##### Given information
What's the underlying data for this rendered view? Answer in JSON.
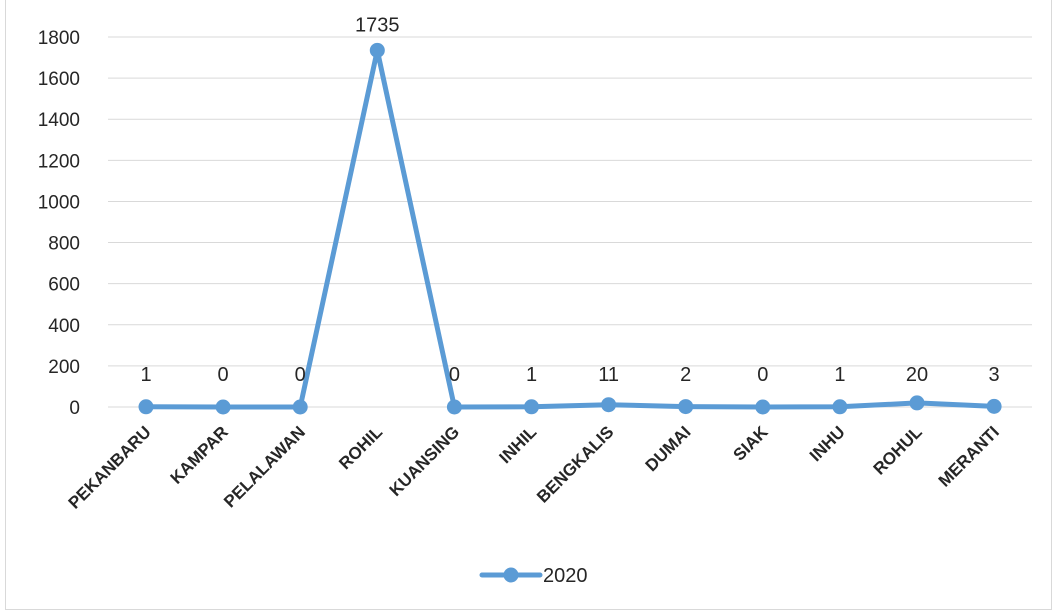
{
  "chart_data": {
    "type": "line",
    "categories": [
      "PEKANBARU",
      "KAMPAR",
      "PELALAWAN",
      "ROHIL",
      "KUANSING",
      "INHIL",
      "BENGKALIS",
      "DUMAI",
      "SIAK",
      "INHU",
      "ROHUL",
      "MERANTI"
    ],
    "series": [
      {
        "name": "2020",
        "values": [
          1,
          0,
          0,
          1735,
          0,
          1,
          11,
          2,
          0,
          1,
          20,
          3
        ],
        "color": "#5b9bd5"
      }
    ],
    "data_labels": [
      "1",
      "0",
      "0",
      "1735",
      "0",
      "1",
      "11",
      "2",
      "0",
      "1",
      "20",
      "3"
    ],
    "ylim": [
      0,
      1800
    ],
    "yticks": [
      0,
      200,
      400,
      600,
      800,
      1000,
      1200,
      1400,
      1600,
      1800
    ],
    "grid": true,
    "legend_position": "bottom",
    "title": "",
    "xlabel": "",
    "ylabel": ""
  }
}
##########
##### Given information
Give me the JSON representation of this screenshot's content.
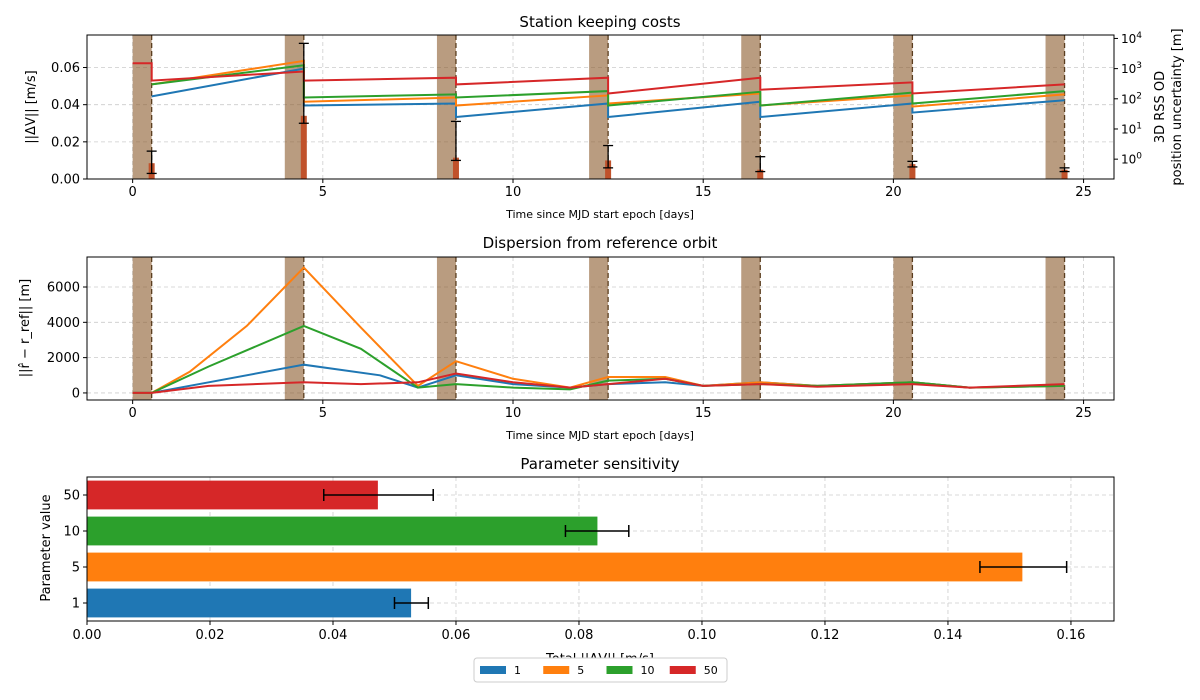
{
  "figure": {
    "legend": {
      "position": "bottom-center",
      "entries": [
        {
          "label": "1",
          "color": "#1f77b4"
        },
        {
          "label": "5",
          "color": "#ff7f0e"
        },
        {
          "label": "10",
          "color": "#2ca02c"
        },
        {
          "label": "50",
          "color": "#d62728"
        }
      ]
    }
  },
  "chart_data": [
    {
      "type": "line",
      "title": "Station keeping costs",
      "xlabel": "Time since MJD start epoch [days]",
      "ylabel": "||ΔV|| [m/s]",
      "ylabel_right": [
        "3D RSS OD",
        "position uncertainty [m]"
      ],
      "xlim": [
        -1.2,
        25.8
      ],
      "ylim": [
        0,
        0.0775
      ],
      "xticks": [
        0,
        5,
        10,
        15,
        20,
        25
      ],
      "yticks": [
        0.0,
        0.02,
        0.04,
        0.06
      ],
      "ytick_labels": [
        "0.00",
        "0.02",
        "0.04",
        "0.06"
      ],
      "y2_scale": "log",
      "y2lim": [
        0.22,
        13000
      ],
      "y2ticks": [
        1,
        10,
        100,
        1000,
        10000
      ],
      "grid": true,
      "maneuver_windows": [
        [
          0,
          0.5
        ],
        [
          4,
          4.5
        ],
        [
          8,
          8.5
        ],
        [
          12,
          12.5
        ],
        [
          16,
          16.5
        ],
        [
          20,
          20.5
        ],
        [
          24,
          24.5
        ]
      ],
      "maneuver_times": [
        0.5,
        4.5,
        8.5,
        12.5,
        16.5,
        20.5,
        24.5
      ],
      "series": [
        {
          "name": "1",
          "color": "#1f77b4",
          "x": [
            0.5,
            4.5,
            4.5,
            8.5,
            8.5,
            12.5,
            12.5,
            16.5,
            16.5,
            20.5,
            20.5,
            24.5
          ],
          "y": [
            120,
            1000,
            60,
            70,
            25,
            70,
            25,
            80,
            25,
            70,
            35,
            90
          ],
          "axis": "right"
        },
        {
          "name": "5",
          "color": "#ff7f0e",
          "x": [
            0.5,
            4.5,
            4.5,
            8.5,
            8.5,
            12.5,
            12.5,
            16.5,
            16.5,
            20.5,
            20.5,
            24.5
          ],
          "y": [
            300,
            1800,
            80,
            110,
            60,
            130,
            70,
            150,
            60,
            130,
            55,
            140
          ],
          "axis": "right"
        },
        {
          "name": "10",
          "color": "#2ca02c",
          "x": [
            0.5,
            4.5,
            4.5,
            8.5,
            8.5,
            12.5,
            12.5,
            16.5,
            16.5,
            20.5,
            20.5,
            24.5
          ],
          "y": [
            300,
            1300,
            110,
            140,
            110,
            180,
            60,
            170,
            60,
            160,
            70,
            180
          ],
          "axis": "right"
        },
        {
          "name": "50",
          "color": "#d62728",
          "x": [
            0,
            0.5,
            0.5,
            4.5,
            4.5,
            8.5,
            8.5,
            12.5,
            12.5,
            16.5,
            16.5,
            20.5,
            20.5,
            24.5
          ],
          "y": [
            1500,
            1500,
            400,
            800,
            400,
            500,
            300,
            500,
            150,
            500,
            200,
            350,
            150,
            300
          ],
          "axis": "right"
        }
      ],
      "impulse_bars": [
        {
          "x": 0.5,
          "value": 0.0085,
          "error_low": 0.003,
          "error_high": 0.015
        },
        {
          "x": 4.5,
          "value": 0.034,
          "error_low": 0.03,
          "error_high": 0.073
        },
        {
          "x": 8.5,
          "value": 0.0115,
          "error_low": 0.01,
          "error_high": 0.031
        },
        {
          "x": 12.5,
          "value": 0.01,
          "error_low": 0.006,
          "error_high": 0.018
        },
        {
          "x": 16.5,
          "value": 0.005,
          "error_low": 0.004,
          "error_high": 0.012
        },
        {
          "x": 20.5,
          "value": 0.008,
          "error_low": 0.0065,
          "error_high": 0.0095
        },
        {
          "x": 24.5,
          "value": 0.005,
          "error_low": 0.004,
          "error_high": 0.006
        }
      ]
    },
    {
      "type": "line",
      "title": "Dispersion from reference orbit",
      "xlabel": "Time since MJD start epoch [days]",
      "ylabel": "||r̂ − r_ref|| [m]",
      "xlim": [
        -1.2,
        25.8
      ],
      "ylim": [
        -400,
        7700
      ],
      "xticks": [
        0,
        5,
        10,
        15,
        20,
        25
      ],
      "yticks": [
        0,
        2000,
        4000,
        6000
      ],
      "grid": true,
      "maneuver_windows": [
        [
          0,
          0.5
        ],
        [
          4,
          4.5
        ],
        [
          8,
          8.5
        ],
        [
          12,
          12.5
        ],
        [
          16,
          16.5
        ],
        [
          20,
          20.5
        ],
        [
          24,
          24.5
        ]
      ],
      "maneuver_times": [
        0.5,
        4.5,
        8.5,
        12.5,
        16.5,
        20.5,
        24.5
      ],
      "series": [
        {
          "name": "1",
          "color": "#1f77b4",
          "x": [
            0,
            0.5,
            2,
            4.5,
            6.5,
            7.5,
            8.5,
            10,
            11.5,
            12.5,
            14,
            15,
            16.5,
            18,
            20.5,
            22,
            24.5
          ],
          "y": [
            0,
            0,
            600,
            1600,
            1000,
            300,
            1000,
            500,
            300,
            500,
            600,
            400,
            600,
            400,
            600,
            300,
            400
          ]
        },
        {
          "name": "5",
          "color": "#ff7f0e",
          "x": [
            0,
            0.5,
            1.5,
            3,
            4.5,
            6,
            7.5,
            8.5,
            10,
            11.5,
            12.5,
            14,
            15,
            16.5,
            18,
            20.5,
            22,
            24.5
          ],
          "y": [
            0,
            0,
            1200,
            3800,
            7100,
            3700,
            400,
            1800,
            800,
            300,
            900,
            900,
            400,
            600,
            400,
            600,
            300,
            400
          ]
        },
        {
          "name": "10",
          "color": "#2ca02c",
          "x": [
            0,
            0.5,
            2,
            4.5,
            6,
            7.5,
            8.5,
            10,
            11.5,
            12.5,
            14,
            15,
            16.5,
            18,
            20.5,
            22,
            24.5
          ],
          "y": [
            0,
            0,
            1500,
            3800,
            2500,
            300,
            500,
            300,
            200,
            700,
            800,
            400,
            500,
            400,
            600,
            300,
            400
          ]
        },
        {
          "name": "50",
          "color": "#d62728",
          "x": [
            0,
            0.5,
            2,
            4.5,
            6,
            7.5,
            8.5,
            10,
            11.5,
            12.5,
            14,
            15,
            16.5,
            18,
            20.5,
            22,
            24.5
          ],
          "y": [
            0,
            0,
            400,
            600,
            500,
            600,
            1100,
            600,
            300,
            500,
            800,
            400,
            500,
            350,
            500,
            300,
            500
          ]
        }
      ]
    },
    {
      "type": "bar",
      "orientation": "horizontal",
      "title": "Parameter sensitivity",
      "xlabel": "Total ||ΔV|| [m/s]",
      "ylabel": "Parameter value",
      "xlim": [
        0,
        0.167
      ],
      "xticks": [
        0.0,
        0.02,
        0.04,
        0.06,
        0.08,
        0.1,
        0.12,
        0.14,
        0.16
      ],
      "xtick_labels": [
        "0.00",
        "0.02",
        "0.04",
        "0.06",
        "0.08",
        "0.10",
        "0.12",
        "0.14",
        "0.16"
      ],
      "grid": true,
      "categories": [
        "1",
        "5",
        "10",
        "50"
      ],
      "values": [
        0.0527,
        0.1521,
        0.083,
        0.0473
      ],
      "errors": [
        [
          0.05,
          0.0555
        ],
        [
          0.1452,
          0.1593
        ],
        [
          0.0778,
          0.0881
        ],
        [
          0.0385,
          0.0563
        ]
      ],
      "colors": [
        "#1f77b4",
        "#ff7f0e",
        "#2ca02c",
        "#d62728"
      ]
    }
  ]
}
##########
##### Given information
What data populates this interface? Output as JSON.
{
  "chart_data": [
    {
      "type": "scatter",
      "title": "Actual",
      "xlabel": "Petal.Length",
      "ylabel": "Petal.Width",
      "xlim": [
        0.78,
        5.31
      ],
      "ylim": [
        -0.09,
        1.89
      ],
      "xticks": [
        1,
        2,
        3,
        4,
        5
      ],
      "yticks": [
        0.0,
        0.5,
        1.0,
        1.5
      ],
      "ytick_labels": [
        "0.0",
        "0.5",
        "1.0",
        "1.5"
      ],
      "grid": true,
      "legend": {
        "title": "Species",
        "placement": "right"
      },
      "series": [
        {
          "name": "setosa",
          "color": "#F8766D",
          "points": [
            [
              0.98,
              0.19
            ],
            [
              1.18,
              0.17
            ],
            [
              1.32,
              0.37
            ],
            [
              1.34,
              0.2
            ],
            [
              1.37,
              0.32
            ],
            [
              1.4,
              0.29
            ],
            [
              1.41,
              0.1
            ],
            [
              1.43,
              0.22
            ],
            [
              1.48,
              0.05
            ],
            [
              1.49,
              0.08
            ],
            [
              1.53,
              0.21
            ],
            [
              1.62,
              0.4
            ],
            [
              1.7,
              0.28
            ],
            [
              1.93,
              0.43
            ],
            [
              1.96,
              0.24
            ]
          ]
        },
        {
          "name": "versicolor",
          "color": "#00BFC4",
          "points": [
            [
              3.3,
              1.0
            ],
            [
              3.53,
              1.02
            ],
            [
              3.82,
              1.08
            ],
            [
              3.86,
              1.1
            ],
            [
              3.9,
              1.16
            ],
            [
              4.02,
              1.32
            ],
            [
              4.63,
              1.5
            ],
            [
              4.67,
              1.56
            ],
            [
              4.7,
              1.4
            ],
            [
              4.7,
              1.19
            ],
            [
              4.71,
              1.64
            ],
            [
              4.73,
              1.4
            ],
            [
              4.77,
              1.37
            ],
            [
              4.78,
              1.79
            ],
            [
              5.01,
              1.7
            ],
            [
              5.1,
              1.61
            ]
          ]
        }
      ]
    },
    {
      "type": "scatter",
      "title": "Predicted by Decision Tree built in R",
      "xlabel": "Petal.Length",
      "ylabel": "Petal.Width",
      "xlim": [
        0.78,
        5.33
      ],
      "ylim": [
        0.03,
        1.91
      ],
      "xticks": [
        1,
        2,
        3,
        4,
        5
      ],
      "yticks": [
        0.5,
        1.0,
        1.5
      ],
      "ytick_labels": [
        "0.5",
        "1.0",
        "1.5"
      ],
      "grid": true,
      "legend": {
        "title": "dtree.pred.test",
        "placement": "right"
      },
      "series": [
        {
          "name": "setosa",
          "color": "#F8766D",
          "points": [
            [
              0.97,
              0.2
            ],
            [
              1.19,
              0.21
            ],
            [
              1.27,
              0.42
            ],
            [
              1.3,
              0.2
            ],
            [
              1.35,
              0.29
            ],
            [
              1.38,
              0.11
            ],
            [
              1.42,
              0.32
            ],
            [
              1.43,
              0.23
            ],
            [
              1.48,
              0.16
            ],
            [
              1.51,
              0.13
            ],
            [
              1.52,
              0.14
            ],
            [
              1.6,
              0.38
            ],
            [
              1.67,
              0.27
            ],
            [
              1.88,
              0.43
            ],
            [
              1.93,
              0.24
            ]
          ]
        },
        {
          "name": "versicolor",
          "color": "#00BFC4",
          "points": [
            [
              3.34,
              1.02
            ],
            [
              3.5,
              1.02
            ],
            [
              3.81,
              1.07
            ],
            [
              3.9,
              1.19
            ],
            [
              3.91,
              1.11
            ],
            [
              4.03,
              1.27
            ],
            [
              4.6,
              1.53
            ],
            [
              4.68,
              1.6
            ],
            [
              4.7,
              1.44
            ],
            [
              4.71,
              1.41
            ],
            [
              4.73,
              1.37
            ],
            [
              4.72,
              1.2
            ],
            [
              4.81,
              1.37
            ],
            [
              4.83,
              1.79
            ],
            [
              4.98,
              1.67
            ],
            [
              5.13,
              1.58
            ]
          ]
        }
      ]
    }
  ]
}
##########
Exercise —
Gather up every line from the listing above in which the word "bottom" occurs.

Answer to the task —
    "legend_position": "bottom",
      "position": "bottom-center",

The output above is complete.